WORK INSTRUCTIONS ▸
Search the listing below for "detached". Copy each matching line.

-- START EXERCISE INPUTS --

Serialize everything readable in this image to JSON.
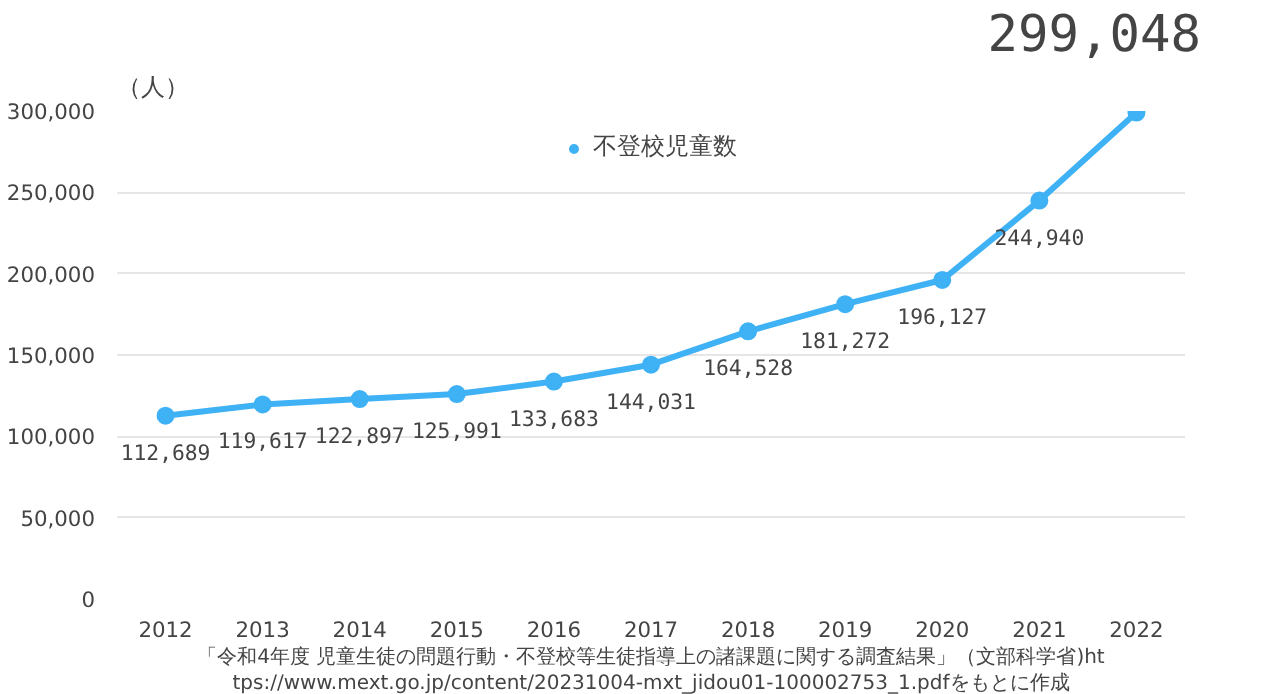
{
  "chart_data": {
    "type": "line",
    "ylabel": "（人）",
    "categories": [
      "2012",
      "2013",
      "2014",
      "2015",
      "2016",
      "2017",
      "2018",
      "2019",
      "2020",
      "2021",
      "2022"
    ],
    "series": [
      {
        "name": "不登校児童数",
        "color": "#3fb1f5",
        "values": [
          112689,
          119617,
          122897,
          125991,
          133683,
          144031,
          164528,
          181272,
          196127,
          244940,
          299048
        ],
        "value_labels": [
          "112,689",
          "119,617",
          "122,897",
          "125,991",
          "133,683",
          "144,031",
          "164,528",
          "181,272",
          "196,127",
          "244,940",
          null
        ]
      }
    ],
    "ylim": [
      0,
      300000
    ],
    "yticks": [
      {
        "value": 0,
        "label": "0"
      },
      {
        "value": 50000,
        "label": "50,000"
      },
      {
        "value": 100000,
        "label": "100,000"
      },
      {
        "value": 150000,
        "label": "150,000"
      },
      {
        "value": 200000,
        "label": "200,000"
      },
      {
        "value": 250000,
        "label": "250,000"
      },
      {
        "value": 300000,
        "label": "300,000"
      }
    ],
    "grid": "y",
    "legend": "top",
    "marker": "circle",
    "line_style": "solid",
    "annotations": [
      {
        "text": "299,048",
        "x": "2022",
        "y": 299048
      },
      "「令和4年度 児童生徒の問題行動・不登校等生徒指導上の諸課題に関する調査結果」（文部科学省)https://www.mext.go.jp/content/20231004-mxt_jidou01-100002753_1.pdfをもとに作成"
    ]
  }
}
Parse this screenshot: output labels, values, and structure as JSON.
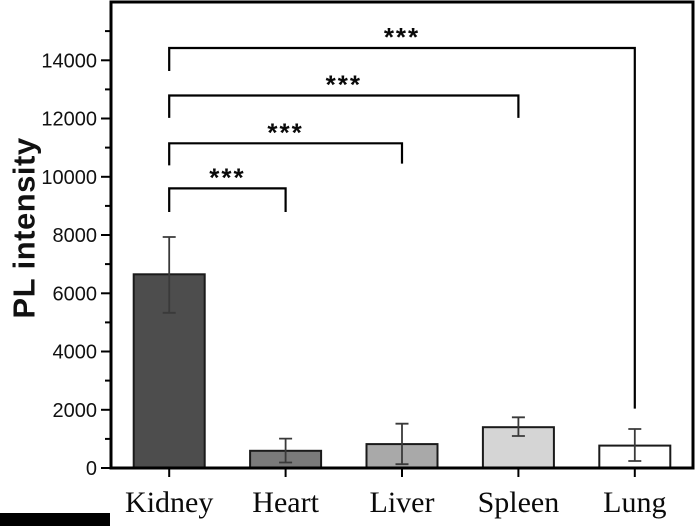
{
  "figure": {
    "background": "#ffffff",
    "axis_color": "#000000"
  },
  "chart_data": {
    "type": "bar",
    "title": "",
    "ylabel": "PL intensity",
    "xlabel": "",
    "categories": [
      "Kidney",
      "Heart",
      "Liver",
      "Spleen",
      "Lung"
    ],
    "series": [
      {
        "name": "PL intensity",
        "values": [
          6650,
          590,
          820,
          1400,
          770
        ]
      }
    ],
    "error_bars": {
      "low": [
        5330,
        190,
        130,
        1100,
        240
      ],
      "high": [
        7930,
        1010,
        1520,
        1740,
        1340
      ]
    },
    "bar_fill_colors": [
      "#4d4d4d",
      "#7a7a7a",
      "#a9a9a9",
      "#d5d5d5",
      "#ffffff"
    ],
    "bar_edge_color": "#1a1a1a",
    "errorbar_color": "#3a3a3a",
    "ylim": [
      0,
      16000
    ],
    "yticks": [
      0,
      2000,
      4000,
      6000,
      8000,
      10000,
      12000,
      14000
    ],
    "yticks_minor": [
      1000,
      3000,
      5000,
      7000,
      9000,
      11000,
      13000,
      15000
    ],
    "grid": false,
    "legend": null,
    "significance_brackets": [
      {
        "from": "Kidney",
        "to": "Heart",
        "label": "***",
        "top_value": 9600,
        "left_drop_value": 8790,
        "right_drop_value": 8790
      },
      {
        "from": "Kidney",
        "to": "Liver",
        "label": "***",
        "top_value": 11150,
        "left_drop_value": 10390,
        "right_drop_value": 10450
      },
      {
        "from": "Kidney",
        "to": "Spleen",
        "label": "***",
        "top_value": 12790,
        "left_drop_value": 12020,
        "right_drop_value": 12020
      },
      {
        "from": "Kidney",
        "to": "Lung",
        "label": "***",
        "top_value": 14420,
        "left_drop_value": 13630,
        "right_drop_value": 2040
      }
    ]
  },
  "artifacts": {
    "bottom_left_black_bar": {
      "present": true
    }
  }
}
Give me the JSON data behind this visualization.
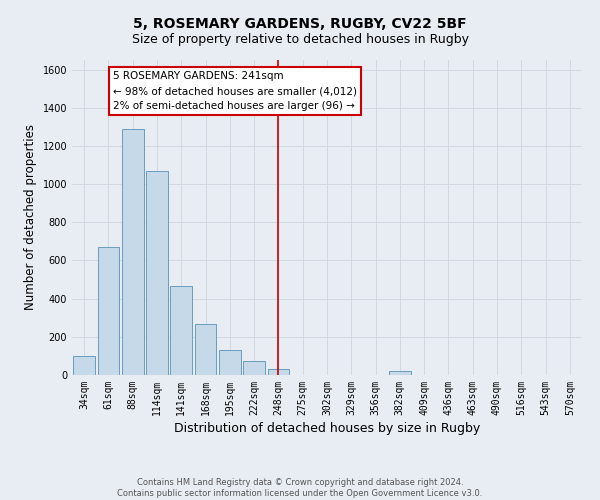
{
  "title": "5, ROSEMARY GARDENS, RUGBY, CV22 5BF",
  "subtitle": "Size of property relative to detached houses in Rugby",
  "xlabel": "Distribution of detached houses by size in Rugby",
  "ylabel": "Number of detached properties",
  "bin_labels": [
    "34sqm",
    "61sqm",
    "88sqm",
    "114sqm",
    "141sqm",
    "168sqm",
    "195sqm",
    "222sqm",
    "248sqm",
    "275sqm",
    "302sqm",
    "329sqm",
    "356sqm",
    "382sqm",
    "409sqm",
    "436sqm",
    "463sqm",
    "490sqm",
    "516sqm",
    "543sqm",
    "570sqm"
  ],
  "bar_heights": [
    100,
    670,
    1290,
    1070,
    465,
    265,
    130,
    75,
    30,
    0,
    0,
    0,
    0,
    20,
    0,
    0,
    0,
    0,
    0,
    0,
    0
  ],
  "bar_color": "#c6d9e8",
  "bar_edge_color": "#6a9cbc",
  "vline_color": "#cc0000",
  "annotation_text": "5 ROSEMARY GARDENS: 241sqm\n← 98% of detached houses are smaller (4,012)\n2% of semi-detached houses are larger (96) →",
  "annotation_box_edge_color": "#cc0000",
  "annotation_box_face_color": "#ffffff",
  "ylim": [
    0,
    1650
  ],
  "yticks": [
    0,
    200,
    400,
    600,
    800,
    1000,
    1200,
    1400,
    1600
  ],
  "grid_color": "#d0d8e0",
  "bg_color": "#e8edf3",
  "footer_line1": "Contains HM Land Registry data © Crown copyright and database right 2024.",
  "footer_line2": "Contains public sector information licensed under the Open Government Licence v3.0.",
  "title_fontsize": 10,
  "subtitle_fontsize": 9,
  "axis_label_fontsize": 8.5,
  "tick_fontsize": 7,
  "footer_fontsize": 6
}
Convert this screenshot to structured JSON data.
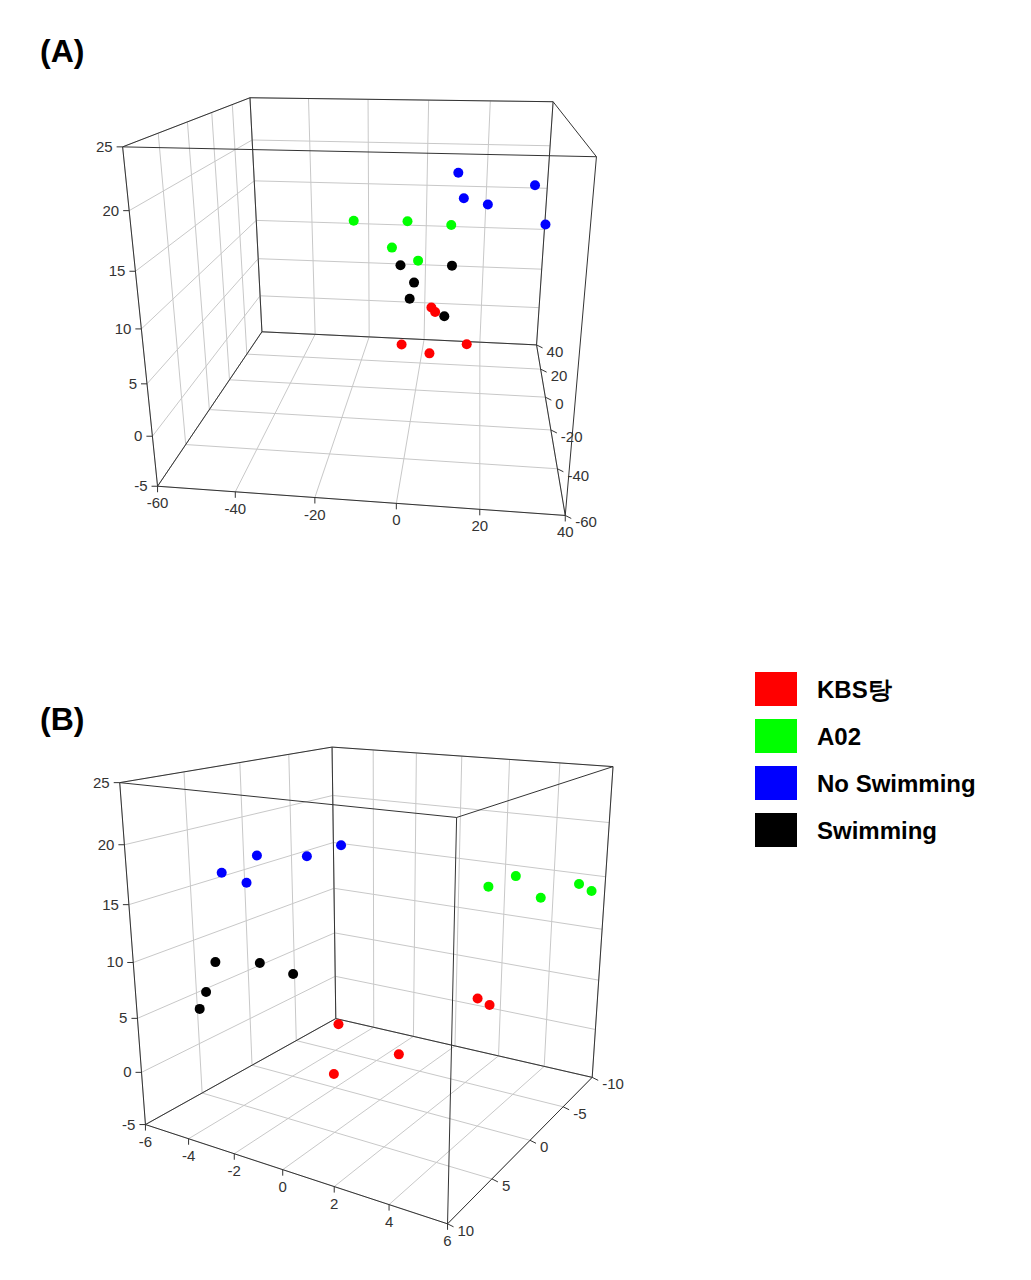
{
  "chart_data": [
    {
      "type": "scatter",
      "title": "(A)",
      "xlim": [
        -60,
        40
      ],
      "ylim": [
        -60,
        40
      ],
      "zlim": [
        -5,
        25
      ],
      "xticks": [
        -60,
        -40,
        -20,
        0,
        20,
        40
      ],
      "yticks": [
        -60,
        -40,
        -20,
        0,
        20,
        40
      ],
      "zticks": [
        -5,
        0,
        5,
        10,
        15,
        20,
        25
      ],
      "grid": true,
      "series": [
        {
          "color": "#ff0000",
          "x": [
            4.9,
            6.1,
            -2.7,
            5.4,
            15.4
          ],
          "y": [
            -10,
            -12,
            -20,
            -25,
            -15
          ],
          "z": [
            6.2,
            6.0,
            3.5,
            3.5,
            3.1
          ]
        },
        {
          "color": "#00ff00",
          "x": [
            -19,
            -2.7,
            -6.6,
            1.2,
            9.5
          ],
          "y": [
            0,
            -5,
            -10,
            -15,
            5
          ],
          "z": [
            14.1,
            14.7,
            12.4,
            11.7,
            13.5
          ]
        },
        {
          "color": "#0000ff",
          "x": [
            11,
            13,
            20,
            34,
            36
          ],
          "y": [
            10,
            0,
            5,
            15,
            -5
          ],
          "z": [
            18.7,
            16.8,
            15.8,
            17.2,
            14.8
          ]
        },
        {
          "color": "#000000",
          "x": [
            -4.6,
            -0.2,
            -1,
            10.2,
            9
          ],
          "y": [
            -5,
            -10,
            -15,
            0,
            -20
          ],
          "z": [
            10,
            8.8,
            7.7,
            9.6,
            6.7
          ]
        }
      ]
    },
    {
      "type": "scatter",
      "title": "(B)",
      "xlim": [
        -6,
        6
      ],
      "ylim": [
        -10,
        10
      ],
      "zlim": [
        -5,
        25
      ],
      "xticks": [
        -6,
        -4,
        -2,
        0,
        2,
        4,
        6
      ],
      "yticks": [
        -10,
        -5,
        0,
        5,
        10
      ],
      "zticks": [
        -5,
        0,
        5,
        10,
        15,
        20,
        25
      ],
      "grid": true,
      "legend": "right",
      "series": [
        {
          "name": "KBS탕",
          "color": "#ff0000",
          "x": [
            -1,
            0,
            1.5,
            3,
            3.2
          ],
          "y": [
            2,
            5,
            2,
            -3,
            -4
          ],
          "z": [
            3,
            0.5,
            1.5,
            5,
            4
          ]
        },
        {
          "name": "A02",
          "color": "#00ff00",
          "x": [
            3,
            3.5,
            4,
            5,
            5.5
          ],
          "y": [
            -4,
            -6,
            -8,
            -10,
            -10
          ],
          "z": [
            15,
            15.5,
            13,
            14,
            13.5
          ]
        },
        {
          "name": "No Swimming",
          "color": "#0000ff",
          "x": [
            -3,
            -2.5,
            -2,
            -0.5,
            0
          ],
          "y": [
            8,
            6,
            8,
            6,
            4
          ],
          "z": [
            18,
            19,
            17.5,
            19.5,
            20
          ]
        },
        {
          "name": "Swimming",
          "color": "#000000",
          "x": [
            -4.5,
            -3.5,
            -2.5,
            -5,
            -4.8
          ],
          "y": [
            6,
            4,
            3,
            6,
            7
          ],
          "z": [
            9,
            8.5,
            7.5,
            6,
            5
          ]
        }
      ]
    }
  ]
}
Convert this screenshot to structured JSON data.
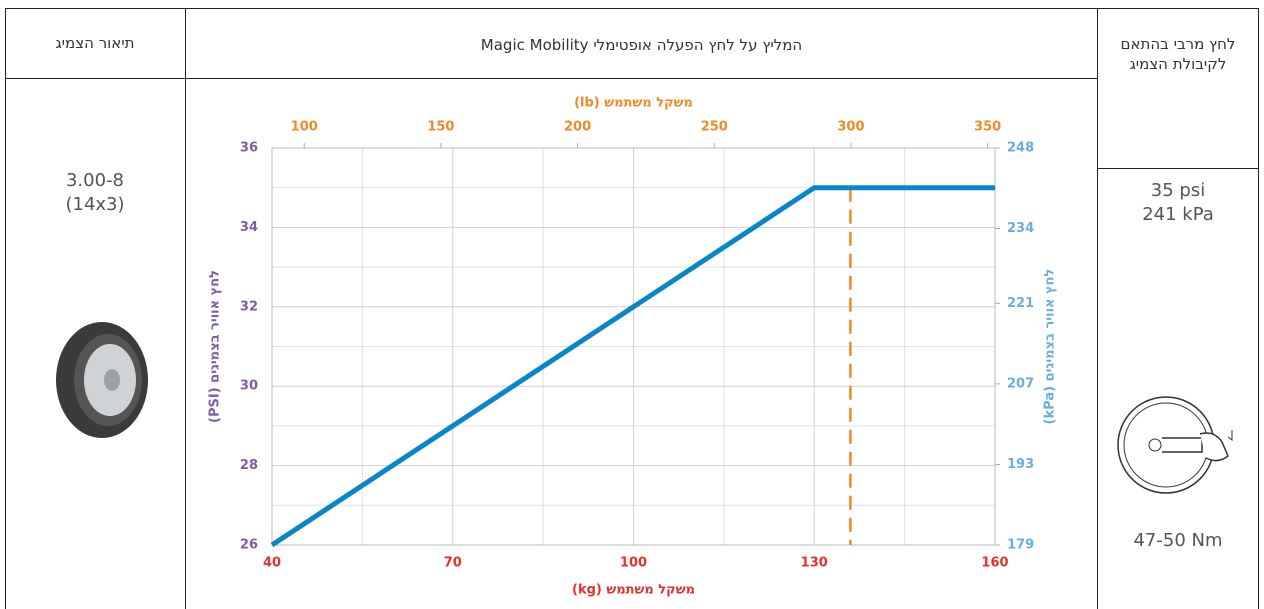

-- END EXERCISE INPUTS --

PROBLEM SOLUTION ▸
  "subtitle": "Size of property relative to detached houses in Rugby",
  "xlabel": "Distribution of detached houses by size in Rugby",
  "ylabel": "Number of detached properties",
  "annotation_text": "5 ROSEMARY GARDENS: 241sqm\n← 98% of detached houses are smaller (4,012)\n2% of semi-detached houses are larger (96) →",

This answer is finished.